**What is being asked**
Restate the full set of records exactly, word for word.

**Records supplied**
+++
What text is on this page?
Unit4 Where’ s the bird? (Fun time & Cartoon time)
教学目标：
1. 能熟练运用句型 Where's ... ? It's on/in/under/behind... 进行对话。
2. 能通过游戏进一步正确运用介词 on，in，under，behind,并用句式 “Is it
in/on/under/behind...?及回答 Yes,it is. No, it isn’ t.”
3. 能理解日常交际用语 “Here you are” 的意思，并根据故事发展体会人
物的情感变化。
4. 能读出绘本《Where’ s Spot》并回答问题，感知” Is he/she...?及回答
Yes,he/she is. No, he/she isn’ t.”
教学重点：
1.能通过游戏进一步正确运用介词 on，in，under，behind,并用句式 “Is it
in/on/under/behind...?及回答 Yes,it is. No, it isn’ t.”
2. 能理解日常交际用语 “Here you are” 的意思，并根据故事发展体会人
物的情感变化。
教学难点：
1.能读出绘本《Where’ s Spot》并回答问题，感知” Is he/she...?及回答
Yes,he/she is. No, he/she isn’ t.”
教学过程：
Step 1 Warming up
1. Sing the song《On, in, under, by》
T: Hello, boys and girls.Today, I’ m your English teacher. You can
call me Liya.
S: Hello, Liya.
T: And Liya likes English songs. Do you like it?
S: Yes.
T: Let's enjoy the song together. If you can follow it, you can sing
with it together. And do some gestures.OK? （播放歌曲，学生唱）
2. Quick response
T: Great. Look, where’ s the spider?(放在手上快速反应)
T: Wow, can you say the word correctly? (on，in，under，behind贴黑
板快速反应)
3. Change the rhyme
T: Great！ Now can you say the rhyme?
+++
**The completed task**
What text is on this page?
Unit4 Where’ s the bird? (Fun time & Cartoon time)
教学目标：
1. 能熟练运用句型 Where's ... ? It's on/in/under/behind... 进行对话。
2. 能通过游戏进一步正确运用介词 on，in，under，behind,并用句式 “Is it
in/on/under/behind...?及回答 Yes,it is. No, it isn’ t.”
3. 能理解日常交际用语 “Here you are” 的意思，并根据故事发展体会人
物的情感变化。
4. 能读出绘本《Where’ s Spot》并回答问题，感知” Is he/she...?及回答
Yes,he/she is. No, he/she isn’ t.”
教学重点：
1.能通过游戏进一步正确运用介词 on，in，under，behind,并用句式 “Is it
in/on/under/behind...?及回答 Yes,it is. No, it isn’ t.”
2. 能理解日常交际用语 “Here you are” 的意思，并根据故事发展体会人
物的情感变化。
教学难点：
1.能读出绘本《Where’ s Spot》并回答问题，感知” Is he/she...?及回答
Yes,he/she is. No, he/she isn’ t.”
教学过程：
Step 1 Warming up
1. Sing the song《On, in, under, by》
T: Hello, boys and girls.Today, I’ m your English teacher. You can
call me Liya.
S: Hello, Liya.
T: And Liya likes English songs. Do you like it?
S: Yes.
T: Let's enjoy the song together. If you can follow it, you can sing
with it together. And do some gestures.OK? （播放歌曲，学生唱）
2. Quick response
T: Great. Look, where’ s the spider?(放在手上快速反应)
T: Wow, can you say the word correctly? (on，in，under，behind贴黑
板快速反应)
3. Change the rhyme
T: Great！ Now can you say the rhyme?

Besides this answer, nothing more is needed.